Task objective » Rewrite every one of the records below with "Greenville Ave" changed to "Lemmon Ave" and everything else left as it is. Leave the pictures out of your answer.

BEGIN Dataset rows

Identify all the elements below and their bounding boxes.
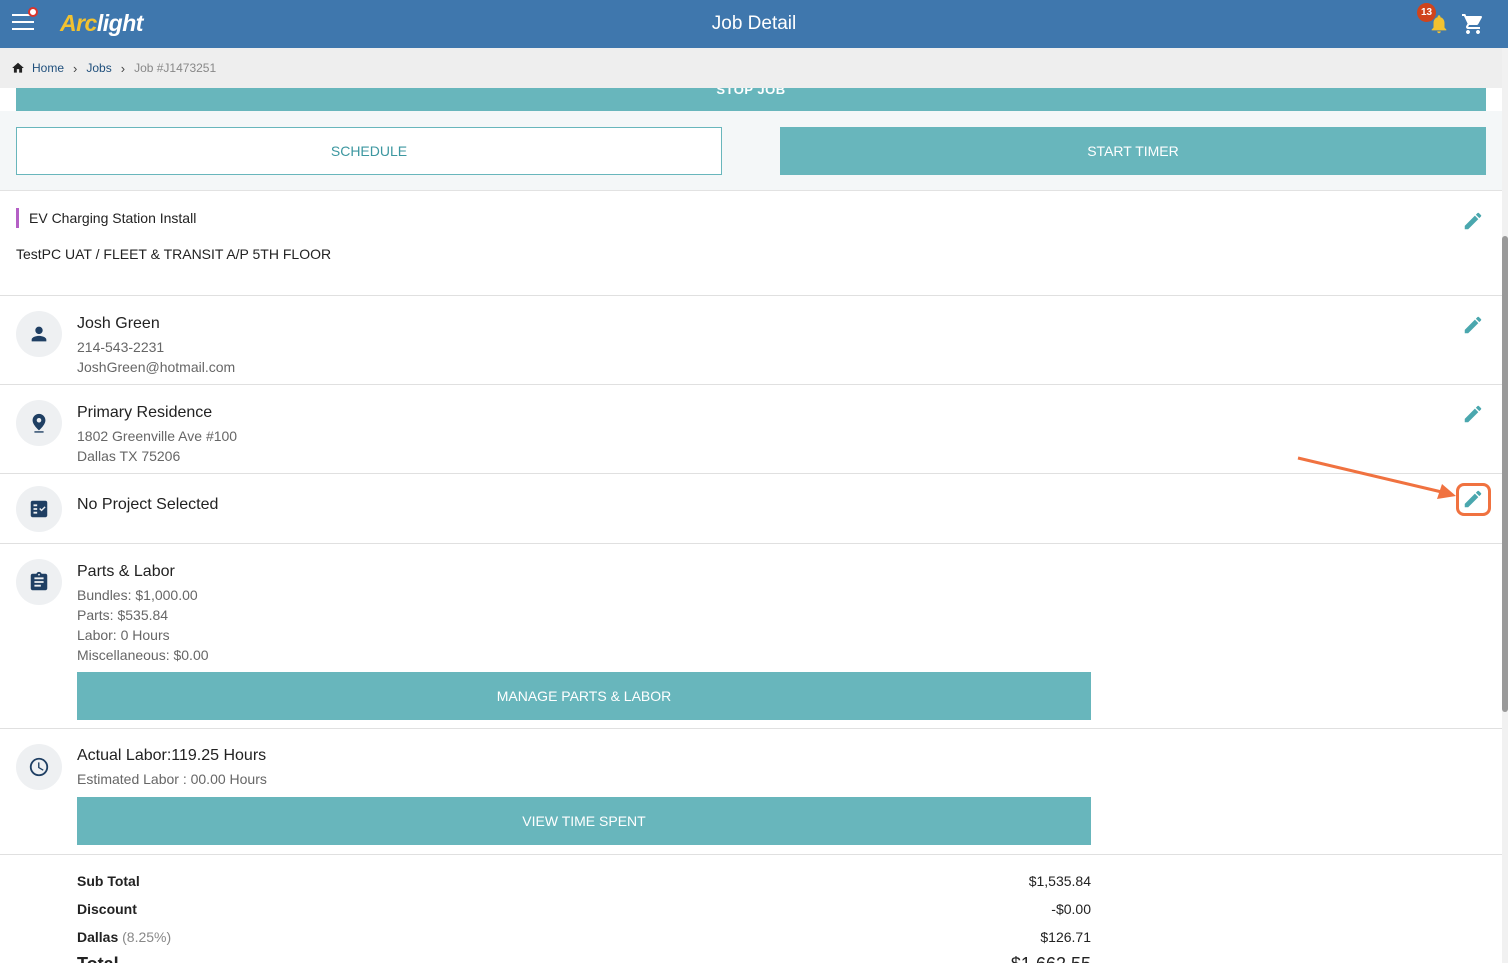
chevron-right-icon: › [73,60,78,76]
parts-labor-section: Parts & Labor Bundles: $1,000.00 Parts: … [0,544,1502,729]
stop-job-button[interactable]: STOP JOB [16,88,1486,111]
location-address-line1: 1802 Greenville Ave #100 [77,428,238,444]
edit-customer-pencil-icon[interactable] [1462,314,1484,336]
customer-email[interactable]: JoshGreen@hotmail.com [77,359,235,375]
time-section: Actual Labor:119.25 Hours Estimated Labo… [0,729,1502,855]
total-value: $1,662.55 [1011,954,1091,963]
subtotal-value: $1,535.84 [1028,873,1091,889]
customer-phone[interactable]: 214-543-2231 [77,339,164,355]
top-app-bar: Arclight Job Detail 13 [0,0,1508,48]
customer-name: Josh Green [77,315,160,332]
job-type-label: EV Charging Station Install [16,208,196,228]
location-section: Primary Residence 1802 Greenville Ave #1… [0,385,1502,474]
parts-labor-title: Parts & Labor [77,563,175,580]
location-name: Primary Residence [77,404,213,421]
edit-location-pencil-icon[interactable] [1462,403,1484,425]
clock-icon [16,744,62,790]
checklist-icon [16,486,62,532]
estimated-labor: Estimated Labor : 00.00 Hours [77,771,267,787]
misc-total: Miscellaneous: $0.00 [77,647,209,663]
actual-labor: Actual Labor:119.25 Hours [77,747,267,764]
customer-section: Josh Green 214-543-2231 JoshGreen@hotmai… [0,296,1502,385]
manage-parts-labor-button[interactable]: MANAGE PARTS & LABOR [77,672,1091,720]
tax-label: Dallas (8.25%) [77,929,171,945]
total-label: Total [77,954,119,963]
job-detail-content: STOP JOB SCHEDULE START TIMER EV Chargin… [0,88,1502,963]
parts-total: Parts: $535.84 [77,607,169,623]
tax-value: $126.71 [1040,929,1091,945]
home-icon[interactable] [11,61,25,75]
breadcrumb-jobs[interactable]: Jobs [86,61,111,75]
location-pin-icon [16,400,62,446]
chevron-right-icon: › [120,60,126,76]
location-address-line2: Dallas TX 75206 [77,448,181,464]
project-section: No Project Selected [0,474,1502,544]
bundles-total: Bundles: $1,000.00 [77,587,198,603]
annotation-arrow [1297,456,1456,499]
breadcrumb: Home › Jobs › Job #J1473251 [0,48,1508,88]
clipboard-icon [16,559,62,605]
breadcrumb-home[interactable]: Home [32,61,64,75]
subtotal-label: Sub Total [77,873,140,889]
labor-total: Labor: 0 Hours [77,627,170,643]
edit-job-pencil-icon[interactable] [1462,210,1484,232]
discount-label: Discount [77,901,137,917]
cart-icon[interactable] [1461,12,1485,36]
start-timer-button[interactable]: START TIMER [780,127,1486,175]
person-icon [16,311,62,357]
view-time-spent-button[interactable]: VIEW TIME SPENT [77,797,1091,845]
breadcrumb-current: Job #J1473251 [134,61,217,75]
scrollbar-thumb[interactable] [1502,236,1508,712]
notification-badge[interactable]: 13 [1417,3,1436,22]
annotation-highlight-box [1456,483,1491,516]
job-account-label: TestPC UAT / FLEET & TRANSIT A/P 5TH FLO… [16,246,332,262]
tax-rate: (8.25%) [122,929,172,945]
schedule-button[interactable]: SCHEDULE [16,127,722,175]
action-row: SCHEDULE START TIMER [0,111,1502,191]
project-label: No Project Selected [77,496,219,513]
page-title: Job Detail [711,13,797,34]
job-info-section: EV Charging Station Install TestPC UAT /… [0,192,1502,296]
discount-value: -$0.00 [1051,901,1091,917]
tax-name: Dallas [77,929,119,945]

END Dataset rows

Answer to the exercise »
Identify all the elements below and their bounding boxes.
chevron-right-icon: › [73,60,78,76]
parts-labor-section: Parts & Labor Bundles: $1,000.00 Parts: … [0,544,1502,729]
stop-job-button[interactable]: STOP JOB [16,88,1486,111]
location-address-line1: 1802 Lemmon Ave #100 [77,428,238,444]
edit-customer-pencil-icon[interactable] [1462,314,1484,336]
customer-email[interactable]: JoshGreen@hotmail.com [77,359,235,375]
time-section: Actual Labor:119.25 Hours Estimated Labo… [0,729,1502,855]
total-value: $1,662.55 [1011,954,1091,963]
subtotal-value: $1,535.84 [1028,873,1091,889]
customer-phone[interactable]: 214-543-2231 [77,339,164,355]
top-app-bar: Arclight Job Detail 13 [0,0,1508,48]
customer-name: Josh Green [77,315,160,332]
job-type-label: EV Charging Station Install [16,208,196,228]
location-section: Primary Residence 1802 Lemmon Ave #1… [0,385,1502,474]
parts-labor-title: Parts & Labor [77,563,175,580]
location-name: Primary Residence [77,404,213,421]
edit-location-pencil-icon[interactable] [1462,403,1484,425]
clock-icon [16,744,62,790]
checklist-icon [16,486,62,532]
estimated-labor: Estimated Labor : 00.00 Hours [77,771,267,787]
misc-total: Miscellaneous: $0.00 [77,647,209,663]
actual-labor: Actual Labor:119.25 Hours [77,747,267,764]
customer-section: Josh Green 214-543-2231 JoshGreen@hotmai… [0,296,1502,385]
manage-parts-labor-button[interactable]: MANAGE PARTS & LABOR [77,672,1091,720]
tax-label: Dallas (8.25%) [77,929,171,945]
total-label: Total [77,954,119,963]
job-detail-content: STOP JOB SCHEDULE START TIMER EV Chargin… [0,88,1502,963]
parts-total: Parts: $535.84 [77,607,169,623]
tax-value: $126.71 [1040,929,1091,945]
home-icon[interactable] [11,61,25,75]
breadcrumb-jobs[interactable]: Jobs [86,61,111,75]
location-pin-icon [16,400,62,446]
chevron-right-icon: › [120,60,126,76]
location-address-line2: Dallas TX 75206 [77,448,181,464]
project-section: No Project Selected [0,474,1502,544]
bundles-total: Bundles: $1,000.00 [77,587,198,603]
annotation-arrow [1297,456,1456,499]
breadcrumb: Home › Jobs › Job #J1473251 [0,48,1508,88]
clipboard-icon [16,559,62,605]
breadcrumb-home[interactable]: Home [32,61,64,75]
subtotal-label: Sub Total [77,873,140,889]
labor-total: Labor: 0 Hours [77,627,170,643]
edit-job-pencil-icon[interactable] [1462,210,1484,232]
discount-label: Discount [77,901,137,917]
cart-icon[interactable] [1461,12,1485,36]
start-timer-button[interactable]: START TIMER [780,127,1486,175]
person-icon [16,311,62,357]
view-time-spent-button[interactable]: VIEW TIME SPENT [77,797,1091,845]
breadcrumb-current: Job #J1473251 [134,61,217,75]
scrollbar-thumb[interactable] [1502,236,1508,712]
notification-badge[interactable]: 13 [1417,3,1436,22]
annotation-highlight-box [1456,483,1491,516]
job-account-label: TestPC UAT / FLEET & TRANSIT A/P 5TH FLO… [16,246,332,262]
tax-rate: (8.25%) [122,929,172,945]
schedule-button[interactable]: SCHEDULE [16,127,722,175]
action-row: SCHEDULE START TIMER [0,111,1502,191]
project-label: No Project Selected [77,496,219,513]
page-title: Job Detail [711,13,797,34]
job-info-section: EV Charging Station Install TestPC UAT /… [0,192,1502,296]
discount-value: -$0.00 [1051,901,1091,917]
tax-name: Dallas [77,929,119,945]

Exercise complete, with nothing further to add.